- **Directions for this task**
Repeat the entire listing exactly as written.

- **Exercise data**
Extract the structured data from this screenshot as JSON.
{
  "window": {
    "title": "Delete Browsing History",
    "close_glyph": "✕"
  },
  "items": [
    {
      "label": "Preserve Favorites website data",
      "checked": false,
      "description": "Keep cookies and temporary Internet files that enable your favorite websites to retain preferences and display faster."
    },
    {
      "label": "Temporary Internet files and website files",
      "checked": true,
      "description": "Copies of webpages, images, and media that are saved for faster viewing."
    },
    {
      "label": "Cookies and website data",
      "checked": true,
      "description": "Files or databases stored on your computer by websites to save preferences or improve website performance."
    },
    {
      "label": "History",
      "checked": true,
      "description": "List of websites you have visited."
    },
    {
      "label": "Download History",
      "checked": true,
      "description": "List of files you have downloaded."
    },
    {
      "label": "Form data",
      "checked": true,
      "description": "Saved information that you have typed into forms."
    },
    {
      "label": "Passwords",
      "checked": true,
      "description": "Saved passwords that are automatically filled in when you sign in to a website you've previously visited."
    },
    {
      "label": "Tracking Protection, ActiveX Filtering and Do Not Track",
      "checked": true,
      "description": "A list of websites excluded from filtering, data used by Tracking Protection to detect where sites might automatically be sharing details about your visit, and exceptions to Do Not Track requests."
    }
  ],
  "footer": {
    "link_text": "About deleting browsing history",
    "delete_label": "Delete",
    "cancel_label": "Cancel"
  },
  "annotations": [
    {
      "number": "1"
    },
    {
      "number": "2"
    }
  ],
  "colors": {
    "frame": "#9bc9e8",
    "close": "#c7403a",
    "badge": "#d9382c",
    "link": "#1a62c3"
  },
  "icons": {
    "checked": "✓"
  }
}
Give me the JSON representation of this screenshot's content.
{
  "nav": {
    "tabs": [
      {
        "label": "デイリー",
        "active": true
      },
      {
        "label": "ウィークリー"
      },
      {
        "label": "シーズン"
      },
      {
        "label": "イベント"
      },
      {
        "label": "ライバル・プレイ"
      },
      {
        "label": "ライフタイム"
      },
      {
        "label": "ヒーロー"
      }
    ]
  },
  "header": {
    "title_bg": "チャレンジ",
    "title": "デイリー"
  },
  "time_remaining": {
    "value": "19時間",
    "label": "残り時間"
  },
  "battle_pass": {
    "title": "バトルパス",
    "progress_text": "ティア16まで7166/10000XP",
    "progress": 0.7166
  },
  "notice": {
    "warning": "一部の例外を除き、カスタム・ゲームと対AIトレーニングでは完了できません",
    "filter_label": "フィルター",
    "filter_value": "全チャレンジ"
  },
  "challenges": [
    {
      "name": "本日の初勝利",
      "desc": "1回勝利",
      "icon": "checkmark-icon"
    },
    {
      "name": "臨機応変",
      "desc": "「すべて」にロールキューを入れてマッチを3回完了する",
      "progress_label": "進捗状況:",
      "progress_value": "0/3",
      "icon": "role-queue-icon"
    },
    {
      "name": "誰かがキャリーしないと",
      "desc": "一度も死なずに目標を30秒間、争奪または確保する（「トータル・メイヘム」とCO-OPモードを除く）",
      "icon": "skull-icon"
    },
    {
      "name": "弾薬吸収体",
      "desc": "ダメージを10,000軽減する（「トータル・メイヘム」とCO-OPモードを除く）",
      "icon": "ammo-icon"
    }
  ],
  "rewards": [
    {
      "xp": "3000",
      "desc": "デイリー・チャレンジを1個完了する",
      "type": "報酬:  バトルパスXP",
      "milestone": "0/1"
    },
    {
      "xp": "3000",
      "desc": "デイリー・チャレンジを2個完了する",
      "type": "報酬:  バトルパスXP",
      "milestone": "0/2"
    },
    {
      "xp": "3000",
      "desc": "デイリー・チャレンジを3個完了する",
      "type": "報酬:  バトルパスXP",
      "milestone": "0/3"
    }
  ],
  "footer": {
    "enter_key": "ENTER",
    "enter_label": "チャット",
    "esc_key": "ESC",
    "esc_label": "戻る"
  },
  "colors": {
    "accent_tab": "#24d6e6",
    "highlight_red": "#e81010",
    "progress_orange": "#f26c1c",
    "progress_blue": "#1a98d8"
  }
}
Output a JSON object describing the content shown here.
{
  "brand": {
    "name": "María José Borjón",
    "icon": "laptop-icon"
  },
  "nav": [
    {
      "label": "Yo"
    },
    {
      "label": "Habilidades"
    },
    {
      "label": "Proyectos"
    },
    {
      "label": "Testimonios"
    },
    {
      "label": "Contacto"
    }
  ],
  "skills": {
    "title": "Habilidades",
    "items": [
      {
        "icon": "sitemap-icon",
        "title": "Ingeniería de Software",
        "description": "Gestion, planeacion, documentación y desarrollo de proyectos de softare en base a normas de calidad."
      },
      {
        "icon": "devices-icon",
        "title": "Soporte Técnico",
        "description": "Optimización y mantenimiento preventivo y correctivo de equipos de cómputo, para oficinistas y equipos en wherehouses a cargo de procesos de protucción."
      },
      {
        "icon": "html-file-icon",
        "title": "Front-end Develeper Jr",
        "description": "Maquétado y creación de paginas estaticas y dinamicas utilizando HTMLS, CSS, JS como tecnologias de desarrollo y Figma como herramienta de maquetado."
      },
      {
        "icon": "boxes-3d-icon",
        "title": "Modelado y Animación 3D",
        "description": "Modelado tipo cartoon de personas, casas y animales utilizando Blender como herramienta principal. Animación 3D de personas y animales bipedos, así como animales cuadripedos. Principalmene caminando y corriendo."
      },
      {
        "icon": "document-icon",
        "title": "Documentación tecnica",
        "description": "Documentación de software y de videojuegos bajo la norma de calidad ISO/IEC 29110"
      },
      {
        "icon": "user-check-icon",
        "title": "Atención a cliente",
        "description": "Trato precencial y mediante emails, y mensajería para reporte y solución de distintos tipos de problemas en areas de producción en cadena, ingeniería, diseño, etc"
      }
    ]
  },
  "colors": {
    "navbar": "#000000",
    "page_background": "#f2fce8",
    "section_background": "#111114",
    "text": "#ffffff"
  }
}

- **Output for this task**
Extract the structured data from this screenshot as JSON.
{
  "window": {
    "title": "Delete Browsing History",
    "close_glyph": "✕"
  },
  "items": [
    {
      "label": "Preserve Favorites website data",
      "checked": false,
      "description": "Keep cookies and temporary Internet files that enable your favorite websites to retain preferences and display faster."
    },
    {
      "label": "Temporary Internet files and website files",
      "checked": true,
      "description": "Copies of webpages, images, and media that are saved for faster viewing."
    },
    {
      "label": "Cookies and website data",
      "checked": true,
      "description": "Files or databases stored on your computer by websites to save preferences or improve website performance."
    },
    {
      "label": "History",
      "checked": true,
      "description": "List of websites you have visited."
    },
    {
      "label": "Download History",
      "checked": true,
      "description": "List of files you have downloaded."
    },
    {
      "label": "Form data",
      "checked": true,
      "description": "Saved information that you have typed into forms."
    },
    {
      "label": "Passwords",
      "checked": true,
      "description": "Saved passwords that are automatically filled in when you sign in to a website you've previously visited."
    },
    {
      "label": "Tracking Protection, ActiveX Filtering and Do Not Track",
      "checked": true,
      "description": "A list of websites excluded from filtering, data used by Tracking Protection to detect where sites might automatically be sharing details about your visit, and exceptions to Do Not Track requests."
    }
  ],
  "footer": {
    "link_text": "About deleting browsing history",
    "delete_label": "Delete",
    "cancel_label": "Cancel"
  },
  "annotations": [
    {
      "number": "1"
    },
    {
      "number": "2"
    }
  ],
  "colors": {
    "frame": "#9bc9e8",
    "close": "#c7403a",
    "badge": "#d9382c",
    "link": "#1a62c3"
  },
  "icons": {
    "checked": "✓"
  }
}
Give me the JSON representation of this screenshot's content.
{
  "nav": {
    "tabs": [
      {
        "label": "デイリー",
        "active": true
      },
      {
        "label": "ウィークリー"
      },
      {
        "label": "シーズン"
      },
      {
        "label": "イベント"
      },
      {
        "label": "ライバル・プレイ"
      },
      {
        "label": "ライフタイム"
      },
      {
        "label": "ヒーロー"
      }
    ]
  },
  "header": {
    "title_bg": "チャレンジ",
    "title": "デイリー"
  },
  "time_remaining": {
    "value": "19時間",
    "label": "残り時間"
  },
  "battle_pass": {
    "title": "バトルパス",
    "progress_text": "ティア16まで7166/10000XP",
    "progress": 0.7166
  },
  "notice": {
    "warning": "一部の例外を除き、カスタム・ゲームと対AIトレーニングでは完了できません",
    "filter_label": "フィルター",
    "filter_value": "全チャレンジ"
  },
  "challenges": [
    {
      "name": "本日の初勝利",
      "desc": "1回勝利",
      "icon": "checkmark-icon"
    },
    {
      "name": "臨機応変",
      "desc": "「すべて」にロールキューを入れてマッチを3回完了する",
      "progress_label": "進捗状況:",
      "progress_value": "0/3",
      "icon": "role-queue-icon"
    },
    {
      "name": "誰かがキャリーしないと",
      "desc": "一度も死なずに目標を30秒間、争奪または確保する（「トータル・メイヘム」とCO-OPモードを除く）",
      "icon": "skull-icon"
    },
    {
      "name": "弾薬吸収体",
      "desc": "ダメージを10,000軽減する（「トータル・メイヘム」とCO-OPモードを除く）",
      "icon": "ammo-icon"
    }
  ],
  "rewards": [
    {
      "xp": "3000",
      "desc": "デイリー・チャレンジを1個完了する",
      "type": "報酬:  バトルパスXP",
      "milestone": "0/1"
    },
    {
      "xp": "3000",
      "desc": "デイリー・チャレンジを2個完了する",
      "type": "報酬:  バトルパスXP",
      "milestone": "0/2"
    },
    {
      "xp": "3000",
      "desc": "デイリー・チャレンジを3個完了する",
      "type": "報酬:  バトルパスXP",
      "milestone": "0/3"
    }
  ],
  "footer": {
    "enter_key": "ENTER",
    "enter_label": "チャット",
    "esc_key": "ESC",
    "esc_label": "戻る"
  },
  "colors": {
    "accent_tab": "#24d6e6",
    "highlight_red": "#e81010",
    "progress_orange": "#f26c1c",
    "progress_blue": "#1a98d8"
  }
}
Output a JSON object describing the content shown here.
{
  "brand": {
    "name": "María José Borjón",
    "icon": "laptop-icon"
  },
  "nav": [
    {
      "label": "Yo"
    },
    {
      "label": "Habilidades"
    },
    {
      "label": "Proyectos"
    },
    {
      "label": "Testimonios"
    },
    {
      "label": "Contacto"
    }
  ],
  "skills": {
    "title": "Habilidades",
    "items": [
      {
        "icon": "sitemap-icon",
        "title": "Ingeniería de Software",
        "description": "Gestion, planeacion, documentación y desarrollo de proyectos de softare en base a normas de calidad."
      },
      {
        "icon": "devices-icon",
        "title": "Soporte Técnico",
        "description": "Optimización y mantenimiento preventivo y correctivo de equipos de cómputo, para oficinistas y equipos en wherehouses a cargo de procesos de protucción."
      },
      {
        "icon": "html-file-icon",
        "title": "Front-end Develeper Jr",
        "description": "Maquétado y creación de paginas estaticas y dinamicas utilizando HTMLS, CSS, JS como tecnologias de desarrollo y Figma como herramienta de maquetado."
      },
      {
        "icon": "boxes-3d-icon",
        "title": "Modelado y Animación 3D",
        "description": "Modelado tipo cartoon de personas, casas y animales utilizando Blender como herramienta principal. Animación 3D de personas y animales bipedos, así como animales cuadripedos. Principalmene caminando y corriendo."
      },
      {
        "icon": "document-icon",
        "title": "Documentación tecnica",
        "description": "Documentación de software y de videojuegos bajo la norma de calidad ISO/IEC 29110"
      },
      {
        "icon": "user-check-icon",
        "title": "Atención a cliente",
        "description": "Trato precencial y mediante emails, y mensajería para reporte y solución de distintos tipos de problemas en areas de producción en cadena, ingeniería, diseño, etc"
      }
    ]
  },
  "colors": {
    "navbar": "#000000",
    "page_background": "#f2fce8",
    "section_background": "#111114",
    "text": "#ffffff"
  }
}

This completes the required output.